YOUR GOAL:
Each record needs to be echoed exactly; can you do that?
________________________
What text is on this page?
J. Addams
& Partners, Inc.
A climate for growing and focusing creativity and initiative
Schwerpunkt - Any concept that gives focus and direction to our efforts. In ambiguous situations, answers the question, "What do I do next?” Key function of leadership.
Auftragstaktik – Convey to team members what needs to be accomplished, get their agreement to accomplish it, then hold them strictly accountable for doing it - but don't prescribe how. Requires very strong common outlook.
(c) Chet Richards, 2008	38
________________________
SOLUTION FOR THIS PROBLEM:
What text is on this page?
J. Addams
& Partners, Inc.
A climate for growing and focusing creativity and initiative
Schwerpunkt - Any concept that gives focus and direction to our efforts. In ambiguous situations, answers the question, "What do I do next?” Key function of leadership.
Auftragstaktik – Convey to team members what needs to be accomplished, get their agreement to accomplish it, then hold them strictly accountable for doing it - but don't prescribe how. Requires very strong common outlook.
(c) Chet Richards, 2008	38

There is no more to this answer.